►
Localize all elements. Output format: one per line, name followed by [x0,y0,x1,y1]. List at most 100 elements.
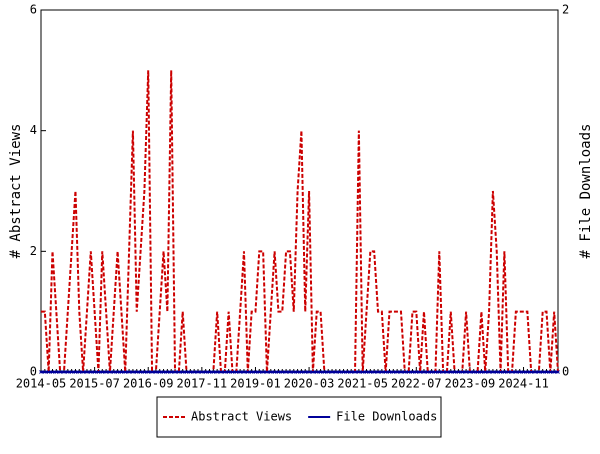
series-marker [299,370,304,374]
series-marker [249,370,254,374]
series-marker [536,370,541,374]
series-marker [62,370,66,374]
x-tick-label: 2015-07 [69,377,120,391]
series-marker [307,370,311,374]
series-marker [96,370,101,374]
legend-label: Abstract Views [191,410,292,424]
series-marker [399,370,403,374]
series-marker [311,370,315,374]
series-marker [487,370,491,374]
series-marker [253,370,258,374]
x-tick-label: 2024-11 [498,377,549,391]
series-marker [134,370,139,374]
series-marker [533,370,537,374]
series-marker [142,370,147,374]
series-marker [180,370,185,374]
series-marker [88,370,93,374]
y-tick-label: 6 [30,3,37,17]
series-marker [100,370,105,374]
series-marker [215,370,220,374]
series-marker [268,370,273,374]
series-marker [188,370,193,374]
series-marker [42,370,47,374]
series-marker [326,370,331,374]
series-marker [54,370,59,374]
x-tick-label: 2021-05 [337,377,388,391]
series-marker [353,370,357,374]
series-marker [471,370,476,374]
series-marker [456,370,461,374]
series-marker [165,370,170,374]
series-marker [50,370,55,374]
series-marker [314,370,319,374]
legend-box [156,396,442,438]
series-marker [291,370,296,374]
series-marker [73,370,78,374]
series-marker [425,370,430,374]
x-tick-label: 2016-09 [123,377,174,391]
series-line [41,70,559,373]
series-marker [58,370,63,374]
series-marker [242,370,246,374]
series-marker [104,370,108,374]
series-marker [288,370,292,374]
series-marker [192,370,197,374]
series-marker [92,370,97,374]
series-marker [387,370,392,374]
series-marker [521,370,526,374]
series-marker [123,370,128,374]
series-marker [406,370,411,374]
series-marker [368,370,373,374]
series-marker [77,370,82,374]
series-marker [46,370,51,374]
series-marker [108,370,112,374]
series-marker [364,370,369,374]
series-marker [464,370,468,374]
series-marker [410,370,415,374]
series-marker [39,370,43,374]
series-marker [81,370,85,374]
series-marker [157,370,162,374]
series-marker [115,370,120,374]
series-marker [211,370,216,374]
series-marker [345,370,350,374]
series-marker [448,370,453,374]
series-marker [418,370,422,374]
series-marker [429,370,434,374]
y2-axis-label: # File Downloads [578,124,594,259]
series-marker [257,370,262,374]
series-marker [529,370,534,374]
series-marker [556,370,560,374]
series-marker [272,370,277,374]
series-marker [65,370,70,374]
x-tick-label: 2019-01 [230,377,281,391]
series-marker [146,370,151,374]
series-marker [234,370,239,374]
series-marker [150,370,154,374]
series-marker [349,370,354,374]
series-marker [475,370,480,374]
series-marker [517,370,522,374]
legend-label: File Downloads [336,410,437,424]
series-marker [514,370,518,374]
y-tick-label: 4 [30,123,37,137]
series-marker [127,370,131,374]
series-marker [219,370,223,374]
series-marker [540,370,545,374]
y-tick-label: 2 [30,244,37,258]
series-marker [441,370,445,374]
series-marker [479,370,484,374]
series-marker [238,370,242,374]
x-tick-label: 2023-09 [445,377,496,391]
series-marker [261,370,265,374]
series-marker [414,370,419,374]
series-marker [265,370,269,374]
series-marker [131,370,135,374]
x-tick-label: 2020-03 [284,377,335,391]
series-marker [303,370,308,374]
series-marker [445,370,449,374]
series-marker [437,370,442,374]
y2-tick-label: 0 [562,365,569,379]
◄
►
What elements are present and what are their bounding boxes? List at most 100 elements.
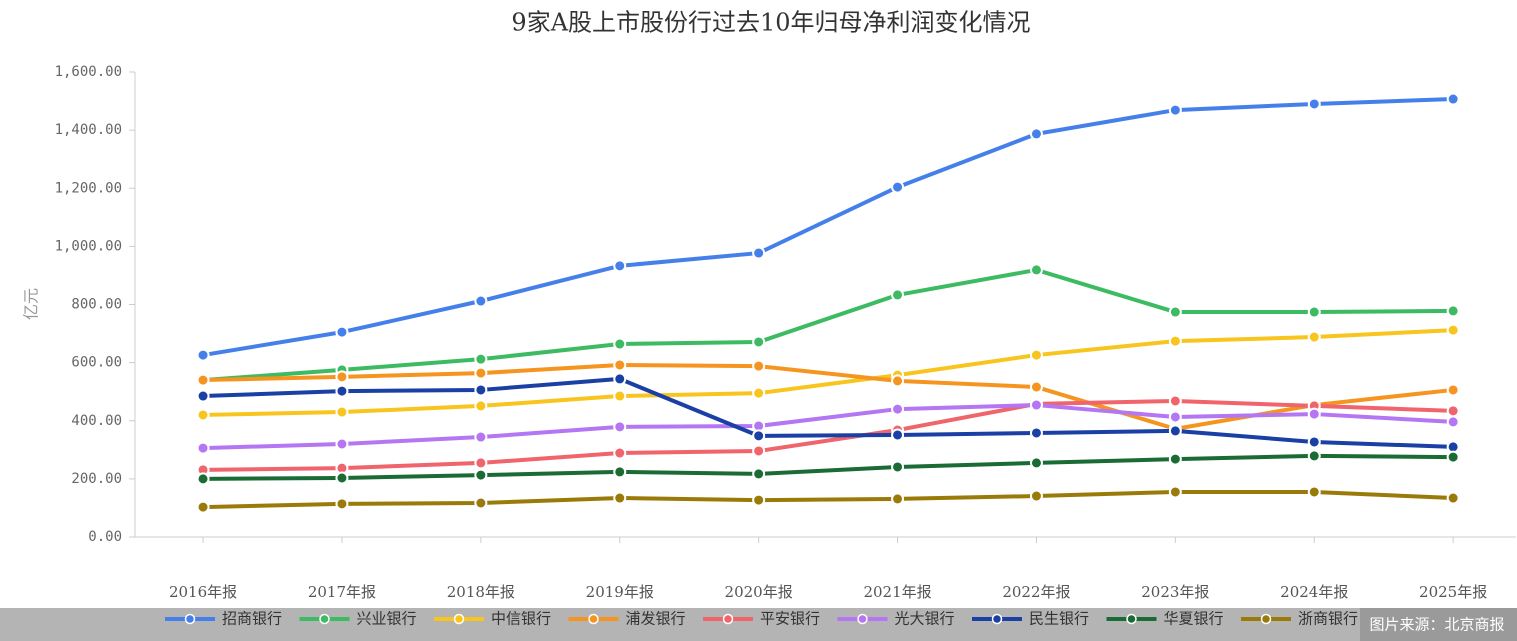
◄
* A solicitação
Por favor, converta em CSV de duas colunas, "enunciado" e "resposta", os registros que começam na linha que contém "Localize all elements." e terminam depois da linha que contém "series-marker [92,370,97,374]". Use um registro por linha do CSV, com cada campo entre aspas e as quebras de linha trocadas por espaços, e deixe as imagens fora da resposta.

* Solução do problema
enunciado,resposta
"Localize all elements. Output format: one per line, name followed by [x0,y0,x1,y1]. List at most 100 elements.","series-marker [299,370,304,374] series-marker [249,370,254,374] series-marker [536,370,541,374] series-marker [62,370,66,374] x-tick-label: 2015-07 [69,377,120,391] series-marker [307,370,311,374] series-marker [96,370,101,374] legend-label: Abstract Views [191,410,292,424] series-marker [399,370,403,374] series-marker [311,370,315,374] series-marker [487,370,491,374] series-marker [253,370,258,374] x-tick-label: 2024-11 [498,377,549,391] series-marker [134,370,139,374] series-marker [533,370,537,374] series-marker [142,370,147,374] series-marker [180,370,185,374] series-marker [88,370,93,374] y-tick-label: 6 [30,3,37,17] series-marker [100,370,105,374] series-marker [215,370,220,374] series-marker [268,370,273,374] series-marker [188,370,193,374] series-marker [42,370,47,374] series-marker [326,370,331,374] series-marker [54,370,59,374] x-tick-label: 2021-05 [337,377,388,391] series-marker [353,370,357,374] series-marker [471,370,476,374] series-marker [456,370,461,374] series-marker [165,370,170,374] series-marker [50,370,55,374] series-marker [314,370,319,374] legend-box [156,396,442,438] series-marker [291,370,296,374] series-marker [73,370,78,374] series-marker [425,370,430,374] x-tick-label: 2016-09 [123,377,174,391] series-line [41,70,559,373] series-marker [58,370,63,374] series-marker [242,370,246,374] series-marker [104,370,108,374] series-marker [288,370,292,374] series-marker [192,370,197,374] series-marker [92,370,97,374]"